Kung Pao Chicken Recipe - Chinese Restaurant Quality image

Kung Pao Chicken exists both in traditional Chinese cuisine and on takeout menus. This easy, authentic Sichuan kung pao chicken recipe is the real thing.

Provided by Judy

Categories     Chicken and Poultry

Time 40m

Number Of Ingredients 21

1 teaspoon vegetable oil
1 cup raw peanuts ((shelled, with or without the skin))
Can also substitute roasted shelled peanuts and skip this step!
12 oz. 340g chicken breast, cut into 3/4" cubes
1 teaspoon vegetable oil
1 teaspoon cornstarch
1 teaspoon shaoxing wine
1/8 teaspoon salt
a pinch of ground white pepper
1 tablespoon light soy sauce
1/2 teaspoon dark soy sauce
1 tablespoon rice wine vinegar
1 teaspoon sugar
3 tablespoons water
1 teaspoon cornstarch
3 tablespoons oil
3 cloves garlic (, smashed and sliced)

**Recorded data:**
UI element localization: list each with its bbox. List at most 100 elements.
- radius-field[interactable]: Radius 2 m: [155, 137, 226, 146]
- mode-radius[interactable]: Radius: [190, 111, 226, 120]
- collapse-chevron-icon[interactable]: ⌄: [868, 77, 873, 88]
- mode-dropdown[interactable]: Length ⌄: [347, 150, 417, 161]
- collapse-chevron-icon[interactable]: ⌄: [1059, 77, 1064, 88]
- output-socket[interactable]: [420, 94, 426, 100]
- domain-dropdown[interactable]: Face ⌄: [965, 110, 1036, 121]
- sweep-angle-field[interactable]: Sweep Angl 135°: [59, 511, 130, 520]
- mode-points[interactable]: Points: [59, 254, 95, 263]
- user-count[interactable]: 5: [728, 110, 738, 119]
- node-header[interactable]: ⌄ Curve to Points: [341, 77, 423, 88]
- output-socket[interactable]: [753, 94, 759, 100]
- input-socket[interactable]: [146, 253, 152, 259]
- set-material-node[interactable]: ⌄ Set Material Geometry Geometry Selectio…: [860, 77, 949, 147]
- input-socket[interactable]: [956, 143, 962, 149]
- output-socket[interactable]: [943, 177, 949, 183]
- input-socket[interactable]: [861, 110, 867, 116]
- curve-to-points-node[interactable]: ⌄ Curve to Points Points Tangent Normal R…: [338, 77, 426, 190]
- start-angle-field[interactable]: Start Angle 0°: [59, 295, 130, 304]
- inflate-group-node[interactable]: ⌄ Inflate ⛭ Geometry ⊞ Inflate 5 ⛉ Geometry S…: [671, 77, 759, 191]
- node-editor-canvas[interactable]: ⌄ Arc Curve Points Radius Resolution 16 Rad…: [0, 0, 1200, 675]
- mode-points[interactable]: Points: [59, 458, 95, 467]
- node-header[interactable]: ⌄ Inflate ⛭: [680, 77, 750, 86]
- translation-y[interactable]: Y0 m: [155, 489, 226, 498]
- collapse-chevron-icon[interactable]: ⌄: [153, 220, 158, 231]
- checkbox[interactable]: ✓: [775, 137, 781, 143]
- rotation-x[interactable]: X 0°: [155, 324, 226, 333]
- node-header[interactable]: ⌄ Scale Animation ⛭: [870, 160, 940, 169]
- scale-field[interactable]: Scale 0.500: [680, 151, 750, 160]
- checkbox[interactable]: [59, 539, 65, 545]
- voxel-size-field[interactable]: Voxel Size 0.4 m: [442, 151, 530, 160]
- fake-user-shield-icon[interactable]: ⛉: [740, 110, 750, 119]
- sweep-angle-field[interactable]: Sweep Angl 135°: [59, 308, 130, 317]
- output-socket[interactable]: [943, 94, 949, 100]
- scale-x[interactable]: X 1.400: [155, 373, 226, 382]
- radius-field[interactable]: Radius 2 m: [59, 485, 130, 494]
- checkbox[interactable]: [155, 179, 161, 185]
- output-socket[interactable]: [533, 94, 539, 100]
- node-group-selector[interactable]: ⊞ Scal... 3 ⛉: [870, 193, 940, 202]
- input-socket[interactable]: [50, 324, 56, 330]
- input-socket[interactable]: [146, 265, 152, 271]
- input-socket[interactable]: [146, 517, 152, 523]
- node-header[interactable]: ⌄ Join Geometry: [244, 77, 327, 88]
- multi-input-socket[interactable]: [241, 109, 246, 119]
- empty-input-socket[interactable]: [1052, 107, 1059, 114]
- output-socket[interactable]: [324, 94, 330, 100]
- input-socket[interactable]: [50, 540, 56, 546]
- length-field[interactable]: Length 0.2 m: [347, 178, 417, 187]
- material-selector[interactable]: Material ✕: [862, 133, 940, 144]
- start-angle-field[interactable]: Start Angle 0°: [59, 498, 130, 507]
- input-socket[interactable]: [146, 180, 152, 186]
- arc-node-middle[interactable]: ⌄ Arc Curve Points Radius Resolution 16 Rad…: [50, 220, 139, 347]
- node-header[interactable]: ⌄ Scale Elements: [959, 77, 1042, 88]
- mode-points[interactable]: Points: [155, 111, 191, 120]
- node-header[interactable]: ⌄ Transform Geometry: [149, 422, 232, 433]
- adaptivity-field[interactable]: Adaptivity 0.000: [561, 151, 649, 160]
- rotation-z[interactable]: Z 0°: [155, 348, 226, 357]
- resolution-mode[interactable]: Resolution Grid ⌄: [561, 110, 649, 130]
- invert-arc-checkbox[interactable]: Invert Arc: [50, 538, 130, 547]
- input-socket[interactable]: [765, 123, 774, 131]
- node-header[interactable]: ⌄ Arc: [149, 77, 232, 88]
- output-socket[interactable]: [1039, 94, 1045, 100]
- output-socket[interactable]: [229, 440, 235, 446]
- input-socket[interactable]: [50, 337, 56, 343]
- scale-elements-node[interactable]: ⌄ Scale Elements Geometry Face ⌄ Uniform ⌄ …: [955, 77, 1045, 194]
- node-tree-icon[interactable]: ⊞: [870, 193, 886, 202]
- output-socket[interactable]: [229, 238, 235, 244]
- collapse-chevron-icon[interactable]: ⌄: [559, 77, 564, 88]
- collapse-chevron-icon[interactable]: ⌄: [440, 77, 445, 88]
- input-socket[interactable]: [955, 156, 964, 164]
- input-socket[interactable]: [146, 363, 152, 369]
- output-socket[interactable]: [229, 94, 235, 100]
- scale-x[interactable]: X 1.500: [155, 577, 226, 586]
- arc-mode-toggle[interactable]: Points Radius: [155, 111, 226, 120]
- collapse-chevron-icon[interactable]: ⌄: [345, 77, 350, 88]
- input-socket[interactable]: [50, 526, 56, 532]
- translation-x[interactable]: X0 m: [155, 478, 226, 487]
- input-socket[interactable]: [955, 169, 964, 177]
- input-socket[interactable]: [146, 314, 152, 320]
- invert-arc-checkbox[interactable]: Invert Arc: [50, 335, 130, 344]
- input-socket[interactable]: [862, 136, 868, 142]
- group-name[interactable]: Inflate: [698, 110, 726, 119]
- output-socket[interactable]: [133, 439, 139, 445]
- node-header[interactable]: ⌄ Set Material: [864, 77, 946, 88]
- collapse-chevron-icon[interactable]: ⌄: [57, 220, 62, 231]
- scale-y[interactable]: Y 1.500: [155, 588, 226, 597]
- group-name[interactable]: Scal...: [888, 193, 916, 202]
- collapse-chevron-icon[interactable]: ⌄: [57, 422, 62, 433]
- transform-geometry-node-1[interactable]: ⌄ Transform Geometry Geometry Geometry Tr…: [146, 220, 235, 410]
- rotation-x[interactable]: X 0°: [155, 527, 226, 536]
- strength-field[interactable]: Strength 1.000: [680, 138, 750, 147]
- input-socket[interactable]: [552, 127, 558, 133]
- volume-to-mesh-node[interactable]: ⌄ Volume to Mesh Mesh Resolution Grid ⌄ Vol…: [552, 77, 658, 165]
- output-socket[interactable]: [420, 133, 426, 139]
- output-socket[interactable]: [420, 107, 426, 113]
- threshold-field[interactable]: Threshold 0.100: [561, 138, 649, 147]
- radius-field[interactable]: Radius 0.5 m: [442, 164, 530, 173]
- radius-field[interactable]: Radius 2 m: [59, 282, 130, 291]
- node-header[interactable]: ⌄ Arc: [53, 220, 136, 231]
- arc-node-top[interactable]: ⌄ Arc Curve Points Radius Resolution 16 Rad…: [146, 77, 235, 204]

**Problem statement:** Reproduce the kung pao chicken recipe verbatim, from its title line through the final ingredient line.

**Complete response:**
Kung Pao Chicken Recipe - Chinese Restaurant Quality image

Kung Pao Chicken exists both in traditional Chinese cuisine and on takeout menus. This easy, authentic Sichuan kung pao chicken recipe is the real thing.

Provided by Judy

Categories     Chicken and Poultry

Time 40m

Number Of Ingredients 21

1 teaspoon vegetable oil
1 cup raw peanuts ((shelled, with or without the skin))
Can also substitute roasted shelled peanuts and skip this step!
12 oz. 340g chicken breast, cut into 3/4" cubes
1 teaspoon vegetable oil
1 teaspoon cornstarch
1 teaspoon shaoxing wine
1/8 teaspoon salt
a pinch of ground white pepper
1 tablespoon light soy sauce
1/2 teaspoon dark soy sauce
1 tablespoon rice wine vinegar
1 teaspoon sugar
3 tablespoons water
1 teaspoon cornstarch
3 tablespoons oil
3 cloves garlic (, smashed and sliced)